● **Rows from a dataset**:
- - - - -

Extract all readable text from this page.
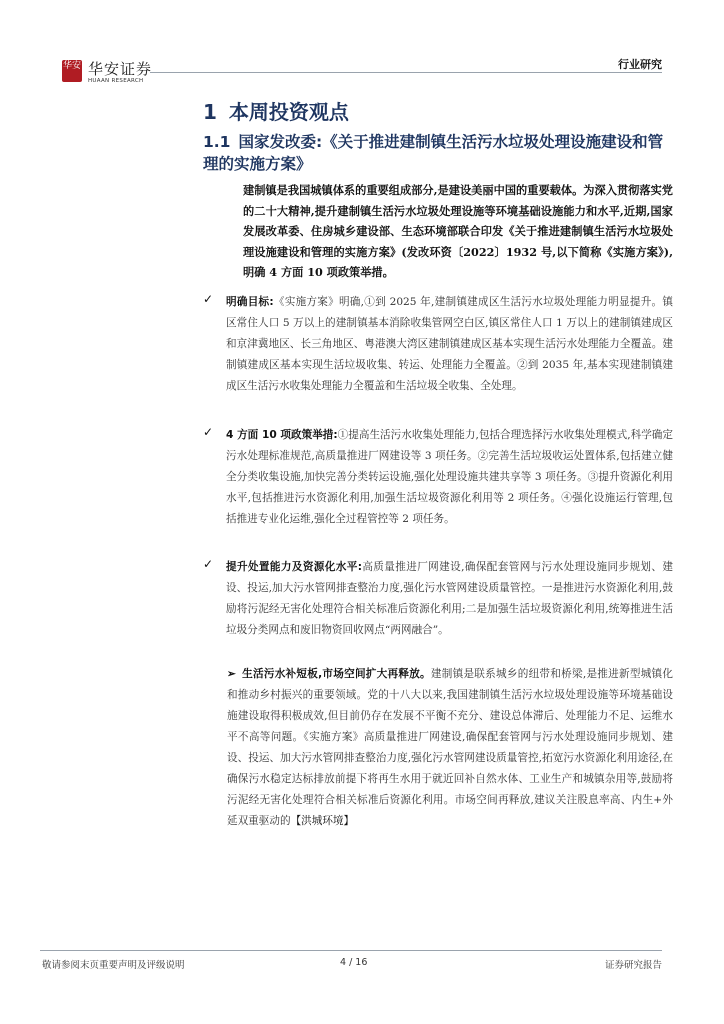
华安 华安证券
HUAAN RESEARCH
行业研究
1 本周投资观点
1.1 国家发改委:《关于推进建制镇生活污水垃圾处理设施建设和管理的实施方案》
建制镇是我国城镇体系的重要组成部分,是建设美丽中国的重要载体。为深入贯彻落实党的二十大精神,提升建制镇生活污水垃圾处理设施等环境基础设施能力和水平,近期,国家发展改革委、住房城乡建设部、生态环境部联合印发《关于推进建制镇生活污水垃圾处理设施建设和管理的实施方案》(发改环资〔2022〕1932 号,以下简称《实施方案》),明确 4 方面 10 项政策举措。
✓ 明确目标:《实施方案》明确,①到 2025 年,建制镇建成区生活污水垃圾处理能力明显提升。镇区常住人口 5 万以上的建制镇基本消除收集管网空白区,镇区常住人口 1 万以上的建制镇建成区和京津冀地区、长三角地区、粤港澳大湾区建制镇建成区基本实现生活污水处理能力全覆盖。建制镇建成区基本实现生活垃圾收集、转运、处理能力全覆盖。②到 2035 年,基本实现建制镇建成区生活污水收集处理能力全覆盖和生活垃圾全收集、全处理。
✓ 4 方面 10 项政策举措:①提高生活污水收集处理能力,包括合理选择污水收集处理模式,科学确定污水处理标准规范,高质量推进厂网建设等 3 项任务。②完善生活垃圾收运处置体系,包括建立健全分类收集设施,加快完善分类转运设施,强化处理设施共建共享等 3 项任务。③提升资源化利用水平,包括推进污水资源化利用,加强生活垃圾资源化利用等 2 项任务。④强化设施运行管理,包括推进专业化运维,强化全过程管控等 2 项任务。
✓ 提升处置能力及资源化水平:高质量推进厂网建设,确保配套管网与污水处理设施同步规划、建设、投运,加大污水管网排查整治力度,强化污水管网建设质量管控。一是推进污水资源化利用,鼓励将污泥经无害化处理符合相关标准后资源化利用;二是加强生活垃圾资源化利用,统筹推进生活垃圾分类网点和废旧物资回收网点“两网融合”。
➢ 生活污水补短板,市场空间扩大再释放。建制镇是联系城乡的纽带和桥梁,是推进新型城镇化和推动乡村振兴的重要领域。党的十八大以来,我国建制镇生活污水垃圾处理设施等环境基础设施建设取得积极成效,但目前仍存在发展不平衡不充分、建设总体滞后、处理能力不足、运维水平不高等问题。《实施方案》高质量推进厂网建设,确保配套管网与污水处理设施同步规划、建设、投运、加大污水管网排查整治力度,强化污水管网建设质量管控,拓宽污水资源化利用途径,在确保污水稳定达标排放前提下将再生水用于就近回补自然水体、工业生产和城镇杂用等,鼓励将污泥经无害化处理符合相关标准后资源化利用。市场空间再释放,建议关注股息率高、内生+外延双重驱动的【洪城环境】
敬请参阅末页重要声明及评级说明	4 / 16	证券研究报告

- - - - -

● **Exercise instructions**: Return all of the entries exactly as written, but drop any pictures they hold.

● **Written answer**:
Extract all readable text from this page.
华安 华安证券
HUAAN RESEARCH
行业研究
1 本周投资观点
1.1 国家发改委:《关于推进建制镇生活污水垃圾处理设施建设和管理的实施方案》
建制镇是我国城镇体系的重要组成部分,是建设美丽中国的重要载体。为深入贯彻落实党的二十大精神,提升建制镇生活污水垃圾处理设施等环境基础设施能力和水平,近期,国家发展改革委、住房城乡建设部、生态环境部联合印发《关于推进建制镇生活污水垃圾处理设施建设和管理的实施方案》(发改环资〔2022〕1932 号,以下简称《实施方案》),明确 4 方面 10 项政策举措。
✓ 明确目标:《实施方案》明确,①到 2025 年,建制镇建成区生活污水垃圾处理能力明显提升。镇区常住人口 5 万以上的建制镇基本消除收集管网空白区,镇区常住人口 1 万以上的建制镇建成区和京津冀地区、长三角地区、粤港澳大湾区建制镇建成区基本实现生活污水处理能力全覆盖。建制镇建成区基本实现生活垃圾收集、转运、处理能力全覆盖。②到 2035 年,基本实现建制镇建成区生活污水收集处理能力全覆盖和生活垃圾全收集、全处理。
✓ 4 方面 10 项政策举措:①提高生活污水收集处理能力,包括合理选择污水收集处理模式,科学确定污水处理标准规范,高质量推进厂网建设等 3 项任务。②完善生活垃圾收运处置体系,包括建立健全分类收集设施,加快完善分类转运设施,强化处理设施共建共享等 3 项任务。③提升资源化利用水平,包括推进污水资源化利用,加强生活垃圾资源化利用等 2 项任务。④强化设施运行管理,包括推进专业化运维,强化全过程管控等 2 项任务。
✓ 提升处置能力及资源化水平:高质量推进厂网建设,确保配套管网与污水处理设施同步规划、建设、投运,加大污水管网排查整治力度,强化污水管网建设质量管控。一是推进污水资源化利用,鼓励将污泥经无害化处理符合相关标准后资源化利用;二是加强生活垃圾资源化利用,统筹推进生活垃圾分类网点和废旧物资回收网点“两网融合”。
➢ 生活污水补短板,市场空间扩大再释放。建制镇是联系城乡的纽带和桥梁,是推进新型城镇化和推动乡村振兴的重要领域。党的十八大以来,我国建制镇生活污水垃圾处理设施等环境基础设施建设取得积极成效,但目前仍存在发展不平衡不充分、建设总体滞后、处理能力不足、运维水平不高等问题。《实施方案》高质量推进厂网建设,确保配套管网与污水处理设施同步规划、建设、投运、加大污水管网排查整治力度,强化污水管网建设质量管控,拓宽污水资源化利用途径,在确保污水稳定达标排放前提下将再生水用于就近回补自然水体、工业生产和城镇杂用等,鼓励将污泥经无害化处理符合相关标准后资源化利用。市场空间再释放,建议关注股息率高、内生+外延双重驱动的【洪城环境】
敬请参阅末页重要声明及评级说明	4 / 16	证券研究报告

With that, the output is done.